Reproduce every record below exactly as written, but leave out any pictures.
--------------------------------------------------
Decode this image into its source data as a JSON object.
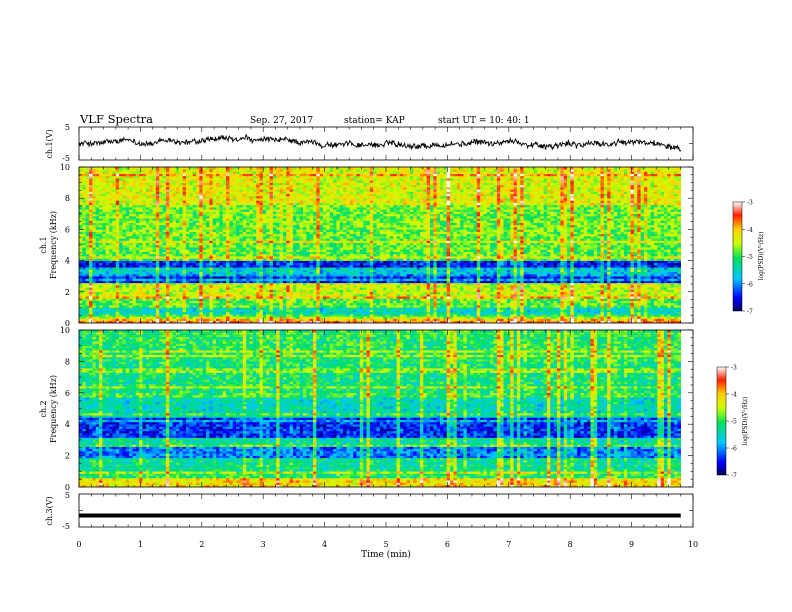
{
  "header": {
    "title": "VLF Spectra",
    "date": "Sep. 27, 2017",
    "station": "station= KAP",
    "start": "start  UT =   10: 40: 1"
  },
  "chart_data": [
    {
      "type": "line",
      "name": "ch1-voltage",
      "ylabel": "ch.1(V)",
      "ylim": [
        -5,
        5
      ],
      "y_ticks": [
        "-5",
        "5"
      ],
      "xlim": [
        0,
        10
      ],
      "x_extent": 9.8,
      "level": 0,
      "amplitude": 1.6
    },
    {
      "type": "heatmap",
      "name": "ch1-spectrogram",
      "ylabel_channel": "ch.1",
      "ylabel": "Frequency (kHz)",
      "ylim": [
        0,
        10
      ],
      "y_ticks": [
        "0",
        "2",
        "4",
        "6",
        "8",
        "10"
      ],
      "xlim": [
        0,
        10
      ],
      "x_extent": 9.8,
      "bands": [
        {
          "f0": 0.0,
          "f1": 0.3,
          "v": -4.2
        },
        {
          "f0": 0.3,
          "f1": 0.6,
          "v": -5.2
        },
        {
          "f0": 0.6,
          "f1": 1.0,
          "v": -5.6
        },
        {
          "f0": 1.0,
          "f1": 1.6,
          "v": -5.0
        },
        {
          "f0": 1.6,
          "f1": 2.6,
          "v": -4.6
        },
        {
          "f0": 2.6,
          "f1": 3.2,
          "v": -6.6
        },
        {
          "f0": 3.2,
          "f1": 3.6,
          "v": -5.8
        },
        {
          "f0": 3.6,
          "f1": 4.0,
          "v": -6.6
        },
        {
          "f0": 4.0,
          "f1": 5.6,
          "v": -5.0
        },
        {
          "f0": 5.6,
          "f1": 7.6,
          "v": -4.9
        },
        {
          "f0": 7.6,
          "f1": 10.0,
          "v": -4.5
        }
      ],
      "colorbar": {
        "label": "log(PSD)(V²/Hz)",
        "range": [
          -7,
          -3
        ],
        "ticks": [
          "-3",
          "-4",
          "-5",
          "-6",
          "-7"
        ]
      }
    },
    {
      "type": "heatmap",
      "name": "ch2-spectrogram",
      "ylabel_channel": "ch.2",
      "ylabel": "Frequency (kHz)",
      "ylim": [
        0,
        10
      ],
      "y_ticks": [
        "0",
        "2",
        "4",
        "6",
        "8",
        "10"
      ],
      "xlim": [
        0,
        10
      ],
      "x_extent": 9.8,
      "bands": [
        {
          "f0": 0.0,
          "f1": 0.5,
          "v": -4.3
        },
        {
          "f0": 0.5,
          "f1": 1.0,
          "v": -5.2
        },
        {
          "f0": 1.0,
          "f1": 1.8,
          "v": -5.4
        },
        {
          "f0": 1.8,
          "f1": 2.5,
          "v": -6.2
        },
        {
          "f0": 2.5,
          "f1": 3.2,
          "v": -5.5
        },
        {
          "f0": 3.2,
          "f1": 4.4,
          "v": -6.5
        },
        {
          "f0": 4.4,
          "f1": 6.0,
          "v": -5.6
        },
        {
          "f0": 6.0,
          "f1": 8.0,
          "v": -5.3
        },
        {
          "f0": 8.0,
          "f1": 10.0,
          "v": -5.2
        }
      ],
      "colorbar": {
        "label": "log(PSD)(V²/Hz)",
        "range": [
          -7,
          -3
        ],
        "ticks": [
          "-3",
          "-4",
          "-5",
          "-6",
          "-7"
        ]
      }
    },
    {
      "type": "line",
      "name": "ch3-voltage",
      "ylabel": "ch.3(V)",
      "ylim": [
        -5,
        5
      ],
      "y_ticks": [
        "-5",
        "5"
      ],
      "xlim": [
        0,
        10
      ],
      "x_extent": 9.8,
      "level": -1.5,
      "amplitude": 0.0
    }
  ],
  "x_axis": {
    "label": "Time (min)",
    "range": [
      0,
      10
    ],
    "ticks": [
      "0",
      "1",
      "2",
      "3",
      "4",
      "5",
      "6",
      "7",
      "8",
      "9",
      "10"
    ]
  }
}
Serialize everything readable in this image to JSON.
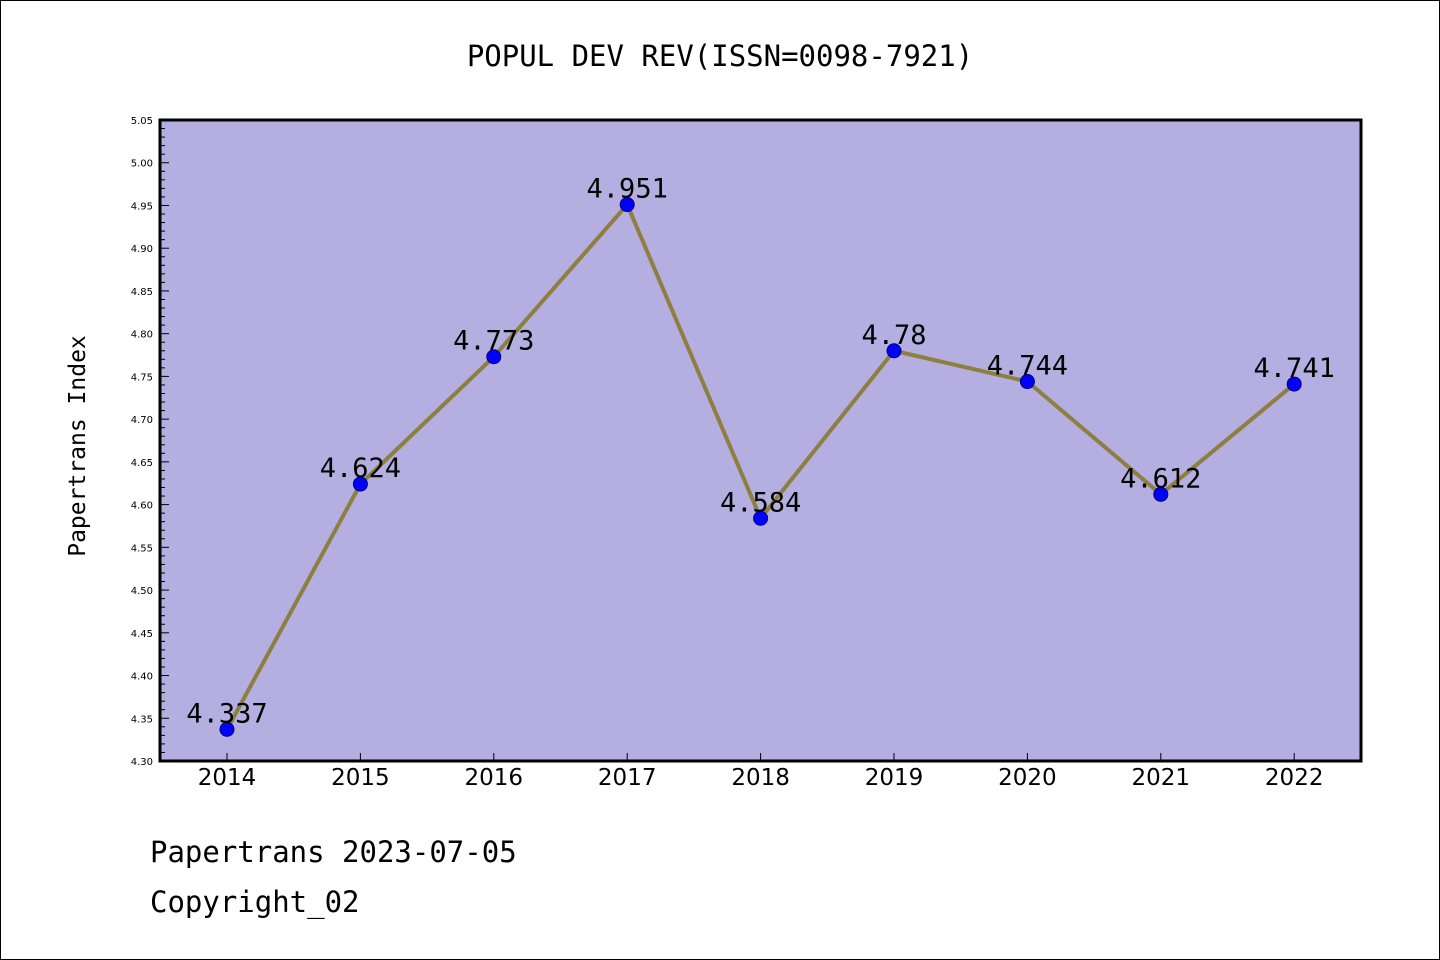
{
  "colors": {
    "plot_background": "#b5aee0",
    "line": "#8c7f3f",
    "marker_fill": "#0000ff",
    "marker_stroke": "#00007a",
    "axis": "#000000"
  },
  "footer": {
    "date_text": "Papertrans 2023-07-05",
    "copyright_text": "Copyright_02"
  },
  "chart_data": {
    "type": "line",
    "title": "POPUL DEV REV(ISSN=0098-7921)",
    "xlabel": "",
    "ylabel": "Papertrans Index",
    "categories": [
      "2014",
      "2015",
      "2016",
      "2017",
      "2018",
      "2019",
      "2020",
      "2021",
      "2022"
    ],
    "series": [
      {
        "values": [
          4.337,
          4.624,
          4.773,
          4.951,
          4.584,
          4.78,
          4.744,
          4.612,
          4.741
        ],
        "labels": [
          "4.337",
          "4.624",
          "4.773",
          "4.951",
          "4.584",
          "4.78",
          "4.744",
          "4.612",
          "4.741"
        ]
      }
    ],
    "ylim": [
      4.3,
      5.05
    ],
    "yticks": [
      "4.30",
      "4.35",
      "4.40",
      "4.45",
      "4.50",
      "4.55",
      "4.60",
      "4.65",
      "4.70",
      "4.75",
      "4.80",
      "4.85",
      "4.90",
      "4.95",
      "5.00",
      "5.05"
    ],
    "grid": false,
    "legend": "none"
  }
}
--------------------------------------------------
Result for this task »
Decode this image into its source data as a JSON object.
{
  "header": {
    "title": "VLF Spectra",
    "date": "Sep. 27, 2017",
    "station": "station= KAP",
    "start": "start  UT =   10: 40: 1"
  },
  "chart_data": [
    {
      "type": "line",
      "name": "ch1-voltage",
      "ylabel": "ch.1(V)",
      "ylim": [
        -5,
        5
      ],
      "y_ticks": [
        "-5",
        "5"
      ],
      "xlim": [
        0,
        10
      ],
      "x_extent": 9.8,
      "level": 0,
      "amplitude": 1.6
    },
    {
      "type": "heatmap",
      "name": "ch1-spectrogram",
      "ylabel_channel": "ch.1",
      "ylabel": "Frequency (kHz)",
      "ylim": [
        0,
        10
      ],
      "y_ticks": [
        "0",
        "2",
        "4",
        "6",
        "8",
        "10"
      ],
      "xlim": [
        0,
        10
      ],
      "x_extent": 9.8,
      "bands": [
        {
          "f0": 0.0,
          "f1": 0.3,
          "v": -4.2
        },
        {
          "f0": 0.3,
          "f1": 0.6,
          "v": -5.2
        },
        {
          "f0": 0.6,
          "f1": 1.0,
          "v": -5.6
        },
        {
          "f0": 1.0,
          "f1": 1.6,
          "v": -5.0
        },
        {
          "f0": 1.6,
          "f1": 2.6,
          "v": -4.6
        },
        {
          "f0": 2.6,
          "f1": 3.2,
          "v": -6.6
        },
        {
          "f0": 3.2,
          "f1": 3.6,
          "v": -5.8
        },
        {
          "f0": 3.6,
          "f1": 4.0,
          "v": -6.6
        },
        {
          "f0": 4.0,
          "f1": 5.6,
          "v": -5.0
        },
        {
          "f0": 5.6,
          "f1": 7.6,
          "v": -4.9
        },
        {
          "f0": 7.6,
          "f1": 10.0,
          "v": -4.5
        }
      ],
      "colorbar": {
        "label": "log(PSD)(V²/Hz)",
        "range": [
          -7,
          -3
        ],
        "ticks": [
          "-3",
          "-4",
          "-5",
          "-6",
          "-7"
        ]
      }
    },
    {
      "type": "heatmap",
      "name": "ch2-spectrogram",
      "ylabel_channel": "ch.2",
      "ylabel": "Frequency (kHz)",
      "ylim": [
        0,
        10
      ],
      "y_ticks": [
        "0",
        "2",
        "4",
        "6",
        "8",
        "10"
      ],
      "xlim": [
        0,
        10
      ],
      "x_extent": 9.8,
      "bands": [
        {
          "f0": 0.0,
          "f1": 0.5,
          "v": -4.3
        },
        {
          "f0": 0.5,
          "f1": 1.0,
          "v": -5.2
        },
        {
          "f0": 1.0,
          "f1": 1.8,
          "v": -5.4
        },
        {
          "f0": 1.8,
          "f1": 2.5,
          "v": -6.2
        },
        {
          "f0": 2.5,
          "f1": 3.2,
          "v": -5.5
        },
        {
          "f0": 3.2,
          "f1": 4.4,
          "v": -6.5
        },
        {
          "f0": 4.4,
          "f1": 6.0,
          "v": -5.6
        },
        {
          "f0": 6.0,
          "f1": 8.0,
          "v": -5.3
        },
        {
          "f0": 8.0,
          "f1": 10.0,
          "v": -5.2
        }
      ],
      "colorbar": {
        "label": "log(PSD)(V²/Hz)",
        "range": [
          -7,
          -3
        ],
        "ticks": [
          "-3",
          "-4",
          "-5",
          "-6",
          "-7"
        ]
      }
    },
    {
      "type": "line",
      "name": "ch3-voltage",
      "ylabel": "ch.3(V)",
      "ylim": [
        -5,
        5
      ],
      "y_ticks": [
        "-5",
        "5"
      ],
      "xlim": [
        0,
        10
      ],
      "x_extent": 9.8,
      "level": -1.5,
      "amplitude": 0.0
    }
  ],
  "x_axis": {
    "label": "Time (min)",
    "range": [
      0,
      10
    ],
    "ticks": [
      "0",
      "1",
      "2",
      "3",
      "4",
      "5",
      "6",
      "7",
      "8",
      "9",
      "10"
    ]
  }
}
Serialize everything readable in this image to JSON.
{
  "colors": {
    "plot_background": "#b5aee0",
    "line": "#8c7f3f",
    "marker_fill": "#0000ff",
    "marker_stroke": "#00007a",
    "axis": "#000000"
  },
  "footer": {
    "date_text": "Papertrans 2023-07-05",
    "copyright_text": "Copyright_02"
  },
  "chart_data": {
    "type": "line",
    "title": "POPUL DEV REV(ISSN=0098-7921)",
    "xlabel": "",
    "ylabel": "Papertrans Index",
    "categories": [
      "2014",
      "2015",
      "2016",
      "2017",
      "2018",
      "2019",
      "2020",
      "2021",
      "2022"
    ],
    "series": [
      {
        "values": [
          4.337,
          4.624,
          4.773,
          4.951,
          4.584,
          4.78,
          4.744,
          4.612,
          4.741
        ],
        "labels": [
          "4.337",
          "4.624",
          "4.773",
          "4.951",
          "4.584",
          "4.78",
          "4.744",
          "4.612",
          "4.741"
        ]
      }
    ],
    "ylim": [
      4.3,
      5.05
    ],
    "yticks": [
      "4.30",
      "4.35",
      "4.40",
      "4.45",
      "4.50",
      "4.55",
      "4.60",
      "4.65",
      "4.70",
      "4.75",
      "4.80",
      "4.85",
      "4.90",
      "4.95",
      "5.00",
      "5.05"
    ],
    "grid": false,
    "legend": "none"
  }
}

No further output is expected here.